Exercise description
Retype each line of the material exactly, please, skipping any picture in it.

Records supplied
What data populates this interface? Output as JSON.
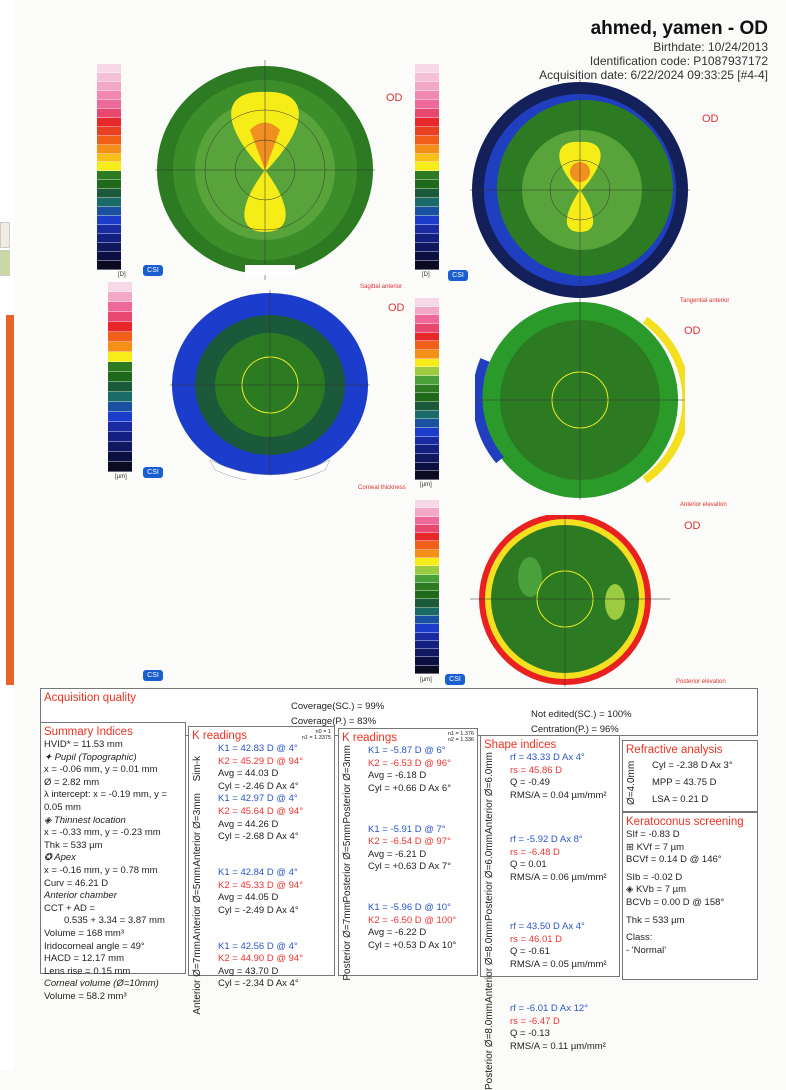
{
  "header": {
    "name": "ahmed, yamen - OD",
    "birthdate": "Birthdate: 10/24/2013",
    "id_code": "Identification code: P1087937172",
    "acquisition": "Acquisition date: 6/22/2024 09:33:25 [#4-4]"
  },
  "maps": [
    {
      "title": "Sagittal anterior",
      "eye": "OD",
      "unit": "[D]",
      "csi": "CSI"
    },
    {
      "title": "Tangential anterior",
      "eye": "OD",
      "unit": "[D]",
      "csi": "CSI"
    },
    {
      "title": "Corneal thickness",
      "eye": "OD",
      "unit": "[µm]",
      "csi": "CSI"
    },
    {
      "title": "Anterior elevation",
      "eye": "OD",
      "unit": "[µm]",
      "csi": "CSI"
    },
    {
      "title": "Posterior elevation",
      "eye": "OD",
      "unit": "[µm]",
      "csi": "CSI"
    }
  ],
  "acq": {
    "title": "Acquisition quality",
    "cov_sc": "Coverage(SC.) = 99%",
    "cov_p": "Coverage(P.) = 83%",
    "not_edited": "Not edited(SC.) = 100%",
    "centration": "Centration(P.) = 96%"
  },
  "summary": {
    "title": "Summary Indices",
    "lines": [
      "HVID* = 11.53 mm",
      "✦ Pupil (Topographic)",
      "x = -0.06 mm, y = 0.01 mm",
      "Ø = 2.82 mm",
      "λ intercept: x = -0.19 mm, y = 0.05 mm",
      "◈ Thinnest location",
      "x = -0.33 mm, y = -0.23 mm",
      "Thk = 533 µm",
      "✪ Apex",
      "x = -0.16 mm, y = 0.78 mm",
      "Curv = 46.21 D",
      "Anterior chamber",
      "CCT + AD =",
      "0.535 + 3.34 = 3.87 mm",
      "Volume = 168 mm³",
      "Iridocorneal angle = 49°",
      "HACD = 12.17 mm",
      "Lens rise = 0.15 mm",
      "Corneal volume (Ø=10mm)",
      "Volume = 58.2 mm³"
    ]
  },
  "k_anterior": {
    "title": "K readings",
    "n": "n0 = 1\nn1 = 1.3375",
    "groups": [
      {
        "label": "Sim-k",
        "k1": "K1 = 42.83 D  @ 4°",
        "k2": "K2 = 45.29 D  @ 94°",
        "avg": "Avg = 44.03 D",
        "cyl": "Cyl = -2.46 D Ax 4°"
      },
      {
        "label": "Anterior Ø=3mm",
        "k1": "K1 = 42.97 D  @ 4°",
        "k2": "K2 = 45.64 D  @ 94°",
        "avg": "Avg = 44.26 D",
        "cyl": "Cyl = -2.68 D Ax 4°"
      },
      {
        "label": "Anterior Ø=5mm",
        "k1": "K1 = 42.84 D  @ 4°",
        "k2": "K2 = 45.33 D  @ 94°",
        "avg": "Avg = 44.05 D",
        "cyl": "Cyl = -2.49 D Ax 4°"
      },
      {
        "label": "Anterior Ø=7mm",
        "k1": "K1 = 42.56 D  @ 4°",
        "k2": "K2 = 44.90 D  @ 94°",
        "avg": "Avg = 43.70 D",
        "cyl": "Cyl = -2.34 D Ax 4°"
      }
    ]
  },
  "k_posterior": {
    "title": "K readings",
    "n": "n1 = 1.376\nn2 = 1.336",
    "groups": [
      {
        "label": "Posterior Ø=3mm",
        "k1": "K1 = -5.87 D  @ 6°",
        "k2": "K2 = -6.53 D  @ 96°",
        "avg": "Avg = -6.18 D",
        "cyl": "Cyl = +0.66 D Ax 6°"
      },
      {
        "label": "Posterior Ø=5mm",
        "k1": "K1 = -5.91 D  @ 7°",
        "k2": "K2 = -6.54 D  @ 97°",
        "avg": "Avg = -6.21 D",
        "cyl": "Cyl = +0.63 D Ax 7°"
      },
      {
        "label": "Posterior Ø=7mm",
        "k1": "K1 = -5.96 D  @ 10°",
        "k2": "K2 = -6.50 D  @ 100°",
        "avg": "Avg = -6.22 D",
        "cyl": "Cyl = +0.53 D Ax 10°"
      }
    ]
  },
  "shape": {
    "title": "Shape indices",
    "groups": [
      {
        "label": "Anterior Ø=6.0mm",
        "rf": "rf = 43.33 D Ax 4°",
        "rs": "rs = 45.86 D",
        "q": "Q = -0.49",
        "rms": "RMS/A = 0.04 µm/mm²"
      },
      {
        "label": "Posterior Ø=6.0mm",
        "rf": "rf = -5.92 D Ax 8°",
        "rs": "rs = -6.48 D",
        "q": "Q = 0.01",
        "rms": "RMS/A = 0.06 µm/mm²"
      },
      {
        "label": "Anterior Ø=8.0mm",
        "rf": "rf = 43.50 D Ax 4°",
        "rs": "rs = 46.01 D",
        "q": "Q = -0.61",
        "rms": "RMS/A = 0.05 µm/mm²"
      },
      {
        "label": "Posterior Ø=8.0mm",
        "rf": "rf = -6.01 D Ax 12°",
        "rs": "rs = -6.47 D",
        "q": "Q = -0.13",
        "rms": "RMS/A = 0.11 µm/mm²"
      }
    ]
  },
  "refractive": {
    "title": "Refractive analysis",
    "label": "Ø=4.0mm",
    "cyl": "Cyl = -2.38 D Ax 3°",
    "mpp": "MPP = 43.75 D",
    "lsa": "LSA = 0.21 D"
  },
  "kc": {
    "title": "Keratoconus screening",
    "lines": [
      "SIf = -0.83 D",
      "⊞ KVf = 7 µm",
      "BCVf = 0.14 D @ 146°",
      "SIb = -0.02 D",
      "◈ KVb = 7 µm",
      "BCVb = 0.00 D @ 158°",
      "Thk = 533 µm",
      "Class:",
      "- 'Normal'"
    ]
  }
}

Final answer
What data populates this interface? Output as JSON.
{
  "header": {
    "name": "ahmed, yamen - OD",
    "birthdate": "Birthdate: 10/24/2013",
    "id_code": "Identification code: P1087937172",
    "acquisition": "Acquisition date: 6/22/2024 09:33:25 [#4-4]"
  },
  "maps": [
    {
      "title": "Sagittal anterior",
      "eye": "OD",
      "unit": "[D]",
      "csi": "CSI"
    },
    {
      "title": "Tangential anterior",
      "eye": "OD",
      "unit": "[D]",
      "csi": "CSI"
    },
    {
      "title": "Corneal thickness",
      "eye": "OD",
      "unit": "[µm]",
      "csi": "CSI"
    },
    {
      "title": "Anterior elevation",
      "eye": "OD",
      "unit": "[µm]",
      "csi": "CSI"
    },
    {
      "title": "Posterior elevation",
      "eye": "OD",
      "unit": "[µm]",
      "csi": "CSI"
    }
  ],
  "acq": {
    "title": "Acquisition quality",
    "cov_sc": "Coverage(SC.) = 99%",
    "cov_p": "Coverage(P.) = 83%",
    "not_edited": "Not edited(SC.) = 100%",
    "centration": "Centration(P.) = 96%"
  },
  "summary": {
    "title": "Summary Indices",
    "lines": [
      "HVID* = 11.53 mm",
      "✦ Pupil (Topographic)",
      "x = -0.06 mm, y = 0.01 mm",
      "Ø = 2.82 mm",
      "λ intercept: x = -0.19 mm, y = 0.05 mm",
      "◈ Thinnest location",
      "x = -0.33 mm, y = -0.23 mm",
      "Thk = 533 µm",
      "✪ Apex",
      "x = -0.16 mm, y = 0.78 mm",
      "Curv = 46.21 D",
      "Anterior chamber",
      "CCT + AD =",
      "0.535 + 3.34 = 3.87 mm",
      "Volume = 168 mm³",
      "Iridocorneal angle = 49°",
      "HACD = 12.17 mm",
      "Lens rise = 0.15 mm",
      "Corneal volume (Ø=10mm)",
      "Volume = 58.2 mm³"
    ]
  },
  "k_anterior": {
    "title": "K readings",
    "n": "n0 = 1\nn1 = 1.3375",
    "groups": [
      {
        "label": "Sim-k",
        "k1": "K1 = 42.83 D  @ 4°",
        "k2": "K2 = 45.29 D  @ 94°",
        "avg": "Avg = 44.03 D",
        "cyl": "Cyl = -2.46 D Ax 4°"
      },
      {
        "label": "Anterior Ø=3mm",
        "k1": "K1 = 42.97 D  @ 4°",
        "k2": "K2 = 45.64 D  @ 94°",
        "avg": "Avg = 44.26 D",
        "cyl": "Cyl = -2.68 D Ax 4°"
      },
      {
        "label": "Anterior Ø=5mm",
        "k1": "K1 = 42.84 D  @ 4°",
        "k2": "K2 = 45.33 D  @ 94°",
        "avg": "Avg = 44.05 D",
        "cyl": "Cyl = -2.49 D Ax 4°"
      },
      {
        "label": "Anterior Ø=7mm",
        "k1": "K1 = 42.56 D  @ 4°",
        "k2": "K2 = 44.90 D  @ 94°",
        "avg": "Avg = 43.70 D",
        "cyl": "Cyl = -2.34 D Ax 4°"
      }
    ]
  },
  "k_posterior": {
    "title": "K readings",
    "n": "n1 = 1.376\nn2 = 1.336",
    "groups": [
      {
        "label": "Posterior Ø=3mm",
        "k1": "K1 = -5.87 D  @ 6°",
        "k2": "K2 = -6.53 D  @ 96°",
        "avg": "Avg = -6.18 D",
        "cyl": "Cyl = +0.66 D Ax 6°"
      },
      {
        "label": "Posterior Ø=5mm",
        "k1": "K1 = -5.91 D  @ 7°",
        "k2": "K2 = -6.54 D  @ 97°",
        "avg": "Avg = -6.21 D",
        "cyl": "Cyl = +0.63 D Ax 7°"
      },
      {
        "label": "Posterior Ø=7mm",
        "k1": "K1 = -5.96 D  @ 10°",
        "k2": "K2 = -6.50 D  @ 100°",
        "avg": "Avg = -6.22 D",
        "cyl": "Cyl = +0.53 D Ax 10°"
      }
    ]
  },
  "shape": {
    "title": "Shape indices",
    "groups": [
      {
        "label": "Anterior Ø=6.0mm",
        "rf": "rf = 43.33 D Ax 4°",
        "rs": "rs = 45.86 D",
        "q": "Q = -0.49",
        "rms": "RMS/A = 0.04 µm/mm²"
      },
      {
        "label": "Posterior Ø=6.0mm",
        "rf": "rf = -5.92 D Ax 8°",
        "rs": "rs = -6.48 D",
        "q": "Q = 0.01",
        "rms": "RMS/A = 0.06 µm/mm²"
      },
      {
        "label": "Anterior Ø=8.0mm",
        "rf": "rf = 43.50 D Ax 4°",
        "rs": "rs = 46.01 D",
        "q": "Q = -0.61",
        "rms": "RMS/A = 0.05 µm/mm²"
      },
      {
        "label": "Posterior Ø=8.0mm",
        "rf": "rf = -6.01 D Ax 12°",
        "rs": "rs = -6.47 D",
        "q": "Q = -0.13",
        "rms": "RMS/A = 0.11 µm/mm²"
      }
    ]
  },
  "refractive": {
    "title": "Refractive analysis",
    "label": "Ø=4.0mm",
    "cyl": "Cyl = -2.38 D Ax 3°",
    "mpp": "MPP = 43.75 D",
    "lsa": "LSA = 0.21 D"
  },
  "kc": {
    "title": "Keratoconus screening",
    "lines": [
      "SIf = -0.83 D",
      "⊞ KVf = 7 µm",
      "BCVf = 0.14 D @ 146°",
      "SIb = -0.02 D",
      "◈ KVb = 7 µm",
      "BCVb = 0.00 D @ 158°",
      "Thk = 533 µm",
      "Class:",
      "- 'Normal'"
    ]
  }
}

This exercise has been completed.